- **PROBLEM REQUIREMENTS**: Copy out all the records exactly.

- **RECORDS FOR THE EXERCISE**:

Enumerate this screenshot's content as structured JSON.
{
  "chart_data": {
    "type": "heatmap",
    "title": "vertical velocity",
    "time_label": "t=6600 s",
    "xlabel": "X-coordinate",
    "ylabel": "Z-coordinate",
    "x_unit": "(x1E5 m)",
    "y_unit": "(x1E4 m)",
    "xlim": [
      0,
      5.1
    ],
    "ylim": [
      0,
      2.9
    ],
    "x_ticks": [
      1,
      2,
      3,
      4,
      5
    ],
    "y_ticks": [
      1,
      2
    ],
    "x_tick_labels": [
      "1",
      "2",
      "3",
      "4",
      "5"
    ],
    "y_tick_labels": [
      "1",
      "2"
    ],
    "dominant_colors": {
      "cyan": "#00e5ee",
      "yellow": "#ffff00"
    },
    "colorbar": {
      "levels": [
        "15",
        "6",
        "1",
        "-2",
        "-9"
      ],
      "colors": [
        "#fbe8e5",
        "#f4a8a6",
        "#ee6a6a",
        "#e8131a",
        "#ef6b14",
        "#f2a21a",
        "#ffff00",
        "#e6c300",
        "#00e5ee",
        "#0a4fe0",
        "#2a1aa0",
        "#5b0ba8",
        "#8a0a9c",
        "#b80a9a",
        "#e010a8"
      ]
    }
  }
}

- **EXERCISE RESPONSE**:
Enumerate this screenshot's content as structured JSON.
{
  "chart_data": {
    "type": "heatmap",
    "title": "vertical velocity",
    "time_label": "t=6600 s",
    "xlabel": "X-coordinate",
    "ylabel": "Z-coordinate",
    "x_unit": "(x1E5 m)",
    "y_unit": "(x1E4 m)",
    "xlim": [
      0,
      5.1
    ],
    "ylim": [
      0,
      2.9
    ],
    "x_ticks": [
      1,
      2,
      3,
      4,
      5
    ],
    "y_ticks": [
      1,
      2
    ],
    "x_tick_labels": [
      "1",
      "2",
      "3",
      "4",
      "5"
    ],
    "y_tick_labels": [
      "1",
      "2"
    ],
    "dominant_colors": {
      "cyan": "#00e5ee",
      "yellow": "#ffff00"
    },
    "colorbar": {
      "levels": [
        "15",
        "6",
        "1",
        "-2",
        "-9"
      ],
      "colors": [
        "#fbe8e5",
        "#f4a8a6",
        "#ee6a6a",
        "#e8131a",
        "#ef6b14",
        "#f2a21a",
        "#ffff00",
        "#e6c300",
        "#00e5ee",
        "#0a4fe0",
        "#2a1aa0",
        "#5b0ba8",
        "#8a0a9c",
        "#b80a9a",
        "#e010a8"
      ]
    }
  }
}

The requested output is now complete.